**** Raw data ****

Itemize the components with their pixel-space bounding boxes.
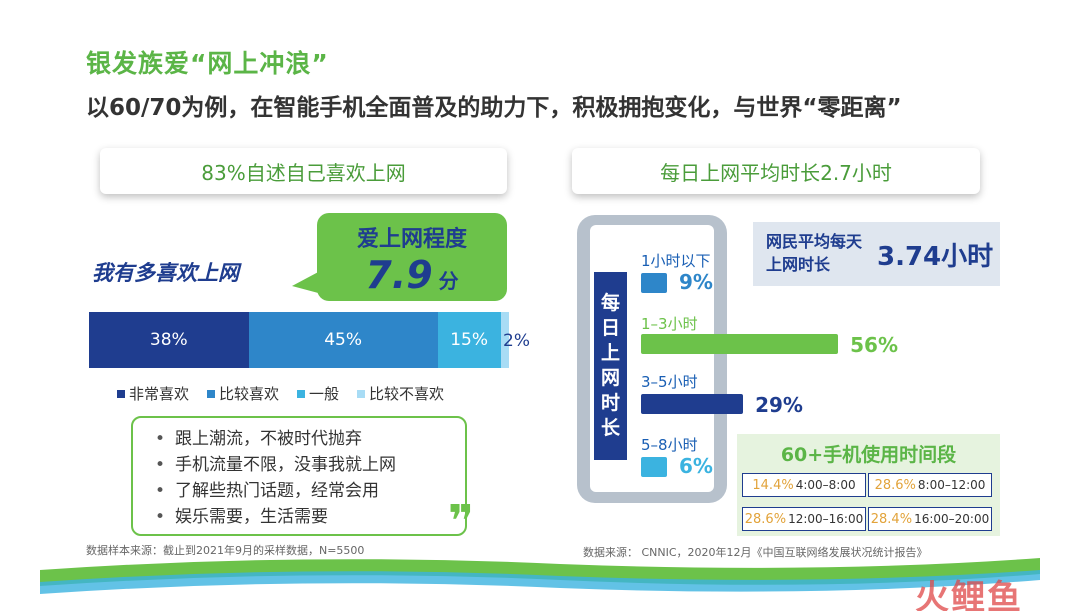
stack-last-label: 2% [503, 331, 530, 351]
stack-segment [500, 312, 509, 368]
period-pct: 28.4% [870, 511, 913, 527]
right-header: 每日上网平均时长2.7小时 [572, 148, 980, 194]
reason-item: 了解些热门话题，经常会用 [155, 478, 465, 504]
phone-label-char: 网 [600, 367, 620, 389]
legend-item: 比较不喜欢 [357, 383, 444, 404]
legend-swatch [207, 389, 216, 398]
period-pct: 28.6% [744, 511, 787, 527]
left-header: 83%自述自己喜欢上网 [100, 148, 507, 194]
phone-vertical-label: 每日上网时长 [594, 272, 627, 460]
time-bar-value: 29% [755, 393, 803, 417]
legend-item: 比较喜欢 [207, 383, 279, 404]
wave-decoration [40, 558, 1040, 594]
phone-label-char: 每 [600, 292, 620, 314]
time-bar [641, 334, 839, 354]
like-legend: 非常喜欢 比较喜欢 一般 比较不喜欢 [117, 383, 444, 404]
stack-segment: 38% [89, 312, 249, 368]
period-cell: 28.6% 8:00–12:00 [868, 473, 992, 497]
like-label: 我有多喜欢上网 [92, 261, 239, 285]
score-bubble: 爱上网程度 7.9 分 [317, 213, 507, 301]
legend-label: 非常喜欢 [129, 385, 190, 403]
quote-icon: ❞ [448, 496, 474, 547]
page-title: 银发族爱“网上冲浪” [86, 49, 329, 78]
bubble-value: 7.9 [365, 253, 433, 297]
time-category-label: 3–5小时 [641, 373, 698, 391]
source-right: 数据来源： CNNIC，2020年12月《中国互联网络发展状况统计报告》 [583, 546, 928, 559]
phone-label-char: 时 [600, 392, 620, 414]
reasons-list: 跟上潮流，不被时代抛弃手机流量不限，没事我就上网了解些热门话题，经常会用娱乐需要… [131, 416, 467, 536]
legend-label: 一般 [309, 385, 340, 403]
legend-swatch [297, 389, 306, 398]
time-category-label: 5–8小时 [641, 436, 698, 454]
phone-label-char: 日 [600, 317, 620, 339]
period-title: 60+手机使用时间段 [780, 444, 957, 466]
reason-item: 跟上潮流，不被时代抛弃 [155, 426, 465, 452]
period-cell: 28.4% 16:00–20:00 [868, 507, 992, 531]
legend-swatch [117, 389, 125, 398]
legend-label: 比较不喜欢 [369, 385, 445, 403]
avg-label: 网民平均每天上网时长 [766, 232, 863, 274]
time-bar [641, 457, 667, 477]
phone-label-char: 上 [600, 342, 620, 364]
avg-value: 3.74小时 [877, 242, 994, 272]
phone-label-char: 长 [600, 417, 620, 439]
like-stacked-bar: 38% 45% 15% [89, 312, 509, 368]
stack-segment: 15% [437, 312, 501, 368]
time-category-label: 1–3小时 [641, 315, 698, 333]
bubble-title: 爱上网程度 [356, 227, 467, 252]
time-bar-value: 6% [679, 454, 713, 478]
time-bar [641, 273, 667, 293]
reason-item: 娱乐需要，生活需要 [155, 504, 465, 530]
source-left: 数据样本来源：截止到2021年9月的采样数据，N=5500 [86, 544, 365, 557]
time-bar-value: 56% [850, 333, 898, 357]
period-range: 12:00–16:00 [788, 512, 864, 526]
legend-item: 非常喜欢 [117, 383, 189, 404]
legend-item: 一般 [297, 383, 339, 404]
reason-item: 手机流量不限，没事我就上网 [155, 452, 465, 478]
avg-box [753, 222, 1000, 286]
period-range: 8:00–12:00 [917, 478, 986, 492]
legend-label: 比较喜欢 [219, 385, 280, 403]
period-cell: 14.4% 4:00–8:00 [742, 473, 866, 497]
period-pct: 28.6% [874, 477, 916, 493]
watermark-logo: 火鲤鱼 [915, 578, 1023, 611]
period-cell: 28.6% 12:00–16:00 [742, 507, 866, 531]
period-range: 4:00–8:00 [795, 478, 856, 492]
time-category-label: 1小时以下 [641, 252, 711, 270]
time-bar-value: 9% [679, 270, 713, 294]
stack-segment: 45% [248, 312, 438, 368]
time-bar [641, 394, 744, 414]
page-subtitle: 以60/70为例，在智能手机全面普及的助力下，积极拥抱变化，与世界“零距离” [86, 95, 902, 121]
period-pct: 14.4% [752, 477, 794, 493]
bubble-unit: 分 [438, 269, 459, 293]
legend-swatch [357, 389, 366, 398]
period-range: 16:00–20:00 [914, 512, 990, 526]
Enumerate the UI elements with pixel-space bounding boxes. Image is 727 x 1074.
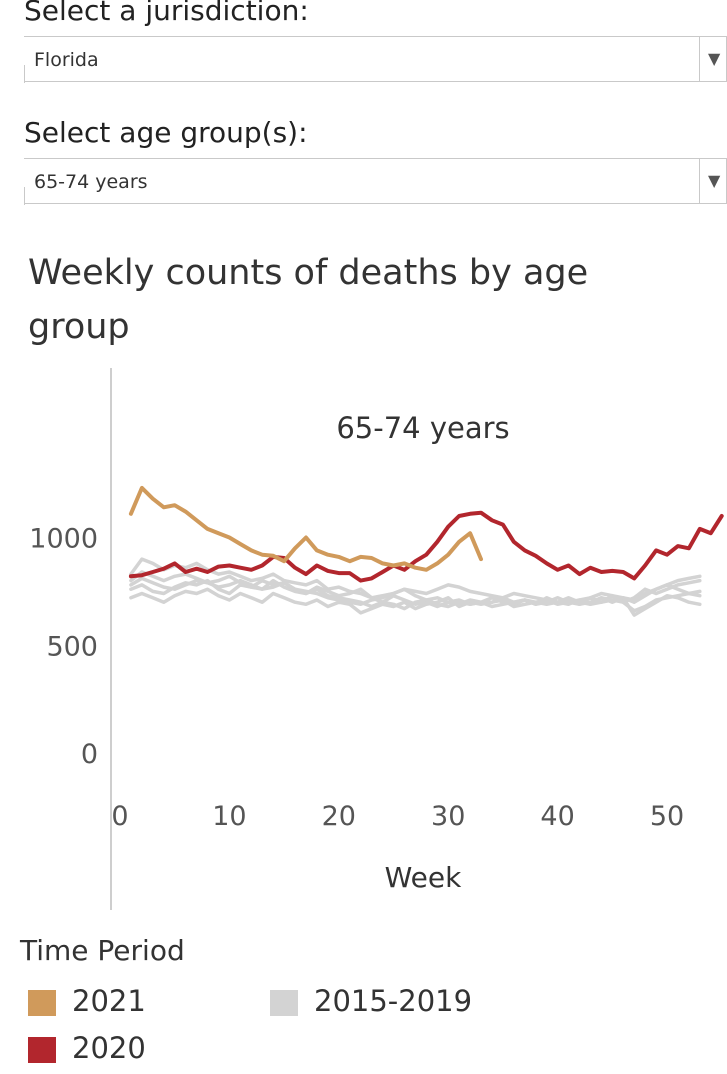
y-tick-label: 0 (81, 739, 98, 770)
legend-swatch (28, 1037, 56, 1063)
jurisdiction-select[interactable]: Florida ▼ (24, 36, 727, 83)
legend-title: Time Period (20, 934, 185, 967)
panel-label: 65-74 years (336, 411, 509, 445)
chart-title: Weekly counts of deaths by age group (28, 253, 589, 347)
x-tick-label: 20 (322, 801, 356, 832)
chevron-down-icon[interactable]: ▼ (708, 171, 721, 190)
chevron-down-icon[interactable]: ▼ (708, 49, 721, 68)
legend-swatch (28, 990, 56, 1016)
x-tick-label: 50 (650, 801, 684, 832)
jurisdiction-selected-value: Florida (34, 49, 99, 71)
series-line-2015-2019[interactable] (129, 576, 702, 607)
line-chart: 65-74 years 0 500 1000 0 10 20 30 40 50 Week (29, 368, 724, 910)
age-group-label: Select age group(s): (24, 116, 308, 149)
x-tick-label: 40 (540, 801, 574, 832)
x-tick-label: 30 (431, 801, 465, 832)
series-line-2015-2019[interactable] (129, 557, 702, 607)
legend-label: 2020 (72, 1031, 146, 1065)
x-tick-label: 0 (111, 801, 128, 832)
y-tick-label: 1000 (29, 524, 98, 555)
y-tick-label: 500 (46, 631, 98, 662)
jurisdiction-label: Select a jurisdiction: (24, 0, 309, 27)
x-tick-label: 10 (212, 801, 246, 832)
legend-label: 2015-2019 (314, 984, 473, 1018)
age-group-selected-value: 65-74 years (34, 171, 148, 193)
legend-swatch (270, 990, 298, 1016)
age-group-select[interactable]: 65-74 years ▼ (24, 158, 727, 205)
series-line-2020[interactable] (128, 510, 724, 583)
legend-label: 2021 (72, 984, 146, 1018)
series-line-2021[interactable] (128, 485, 483, 572)
x-axis-label: Week (385, 861, 462, 894)
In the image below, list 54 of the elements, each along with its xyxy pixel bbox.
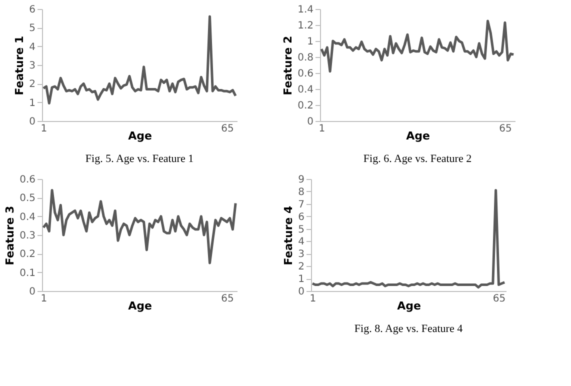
x-tick-label: 1 [40, 124, 48, 134]
x-tick-label: 65 [492, 294, 506, 304]
y-tick-label: 7 [298, 199, 304, 210]
y-tick-label: 6 [29, 4, 36, 16]
x-axis-title: Age [128, 300, 152, 312]
x-tick-label: 1 [40, 294, 48, 304]
y-tick-label: 1.4 [298, 4, 314, 16]
y-tick-label: 3 [298, 249, 304, 260]
y-tick-label: 0.4 [298, 84, 314, 96]
y-tick-label: 0.2 [298, 100, 314, 112]
y-tick-label: 0.8 [298, 52, 314, 64]
y-tick-label: 8 [298, 186, 304, 198]
y-tick-label: 0 [298, 286, 304, 298]
y-tick-label: 1 [298, 274, 304, 286]
y-tick-label: 9 [298, 174, 304, 186]
x-tick-label: 65 [221, 124, 234, 134]
y-axis-title: Feature 3 [4, 206, 17, 266]
x-tick-label: 1 [318, 124, 326, 134]
x-axis-title: Age [128, 130, 152, 142]
x-axis-title: Age [397, 300, 421, 312]
y-tick-label: 4 [298, 236, 304, 248]
y-tick-label: 0 [29, 286, 36, 298]
y-tick-label: 0 [307, 116, 314, 128]
y-tick-label: 5 [29, 23, 36, 34]
y-axis-title: Feature 4 [282, 205, 296, 266]
y-tick-label: 1.2 [298, 20, 314, 32]
y-tick-label: 0 [29, 116, 36, 128]
y-tick-label: 0.6 [298, 68, 314, 80]
y-tick-label: 3 [29, 60, 36, 72]
x-tick-label: 65 [221, 294, 234, 304]
x-tick-label: 65 [499, 124, 512, 134]
y-tick-label: 4 [29, 42, 36, 53]
y-axis-title: Feature 2 [282, 36, 295, 96]
y-tick-label: 2 [298, 262, 304, 273]
line-series [320, 20, 515, 73]
y-axis-title: Feature 1 [13, 36, 26, 96]
x-axis-title: Age [406, 130, 430, 142]
y-tick-label: 0.5 [20, 193, 36, 204]
line-series [42, 188, 237, 264]
caption: Fig. 5. Age vs. Feature 1 [85, 153, 194, 165]
y-tick-label: 1 [307, 36, 314, 48]
caption: Fig. 6. Age vs. Feature 2 [363, 153, 472, 165]
y-tick-label: 0.6 [20, 174, 36, 186]
y-tick-label: 0.3 [20, 230, 36, 242]
y-tick-label: 0.4 [20, 212, 36, 223]
y-tick-label: 5 [298, 224, 304, 236]
line-series [42, 15, 237, 105]
y-tick-label: 2 [29, 79, 36, 90]
line-series [311, 188, 506, 289]
y-tick-label: 6 [298, 212, 304, 223]
y-tick-label: 0.1 [20, 268, 36, 279]
caption: Fig. 8. Age vs. Feature 4 [354, 323, 464, 335]
y-tick-label: 0.2 [20, 249, 36, 260]
y-tick-label: 1 [29, 98, 36, 109]
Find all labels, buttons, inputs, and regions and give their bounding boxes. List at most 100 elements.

****

→ **Instructions for the task**: Transcribe the lines of the records verbatim, from the line containing "stack-last-label: 2% [503, 331, 530, 351]" through the line containing "time-category-label: 5–8小时 [641, 436, 698, 454]", inclusive of both.

→ **Finished answer**:
stack-last-label: 2% [503, 331, 530, 351]
stack-segment [500, 312, 509, 368]
period-pct: 28.4% [870, 511, 913, 527]
right-header: 每日上网平均时长2.7小时 [572, 148, 980, 194]
reason-item: 了解些热门话题，经常会用 [155, 478, 465, 504]
phone-label-char: 网 [600, 367, 620, 389]
legend-item: 比较不喜欢 [357, 383, 444, 404]
legend-swatch [207, 389, 216, 398]
period-pct: 28.6% [744, 511, 787, 527]
left-header: 83%自述自己喜欢上网 [100, 148, 507, 194]
phone-vertical-label: 每日上网时长 [594, 272, 627, 460]
time-bar-value: 29% [755, 393, 803, 417]
legend-item: 比较喜欢 [207, 383, 279, 404]
wave-decoration [40, 558, 1040, 594]
phone-label-char: 每 [600, 292, 620, 314]
time-bar [641, 334, 839, 354]
like-legend: 非常喜欢 比较喜欢 一般 比较不喜欢 [117, 383, 444, 404]
stack-segment: 38% [89, 312, 249, 368]
period-cell: 28.6% 8:00–12:00 [868, 473, 992, 497]
like-label: 我有多喜欢上网 [92, 261, 239, 285]
score-bubble: 爱上网程度 7.9 分 [317, 213, 507, 301]
legend-label: 非常喜欢 [129, 385, 190, 403]
quote-icon: ❞ [448, 496, 474, 547]
page-title: 银发族爱“网上冲浪” [86, 49, 329, 78]
bubble-value: 7.9 [365, 253, 433, 297]
time-category-label: 3–5小时 [641, 373, 698, 391]
source-right: 数据来源： CNNIC，2020年12月《中国互联网络发展状况统计报告》 [583, 546, 928, 559]
phone-label-char: 时 [600, 392, 620, 414]
reasons-list: 跟上潮流，不被时代抛弃手机流量不限，没事我就上网了解些热门话题，经常会用娱乐需要… [131, 416, 467, 536]
legend-label: 一般 [309, 385, 340, 403]
legend-swatch [297, 389, 306, 398]
time-category-label: 5–8小时 [641, 436, 698, 454]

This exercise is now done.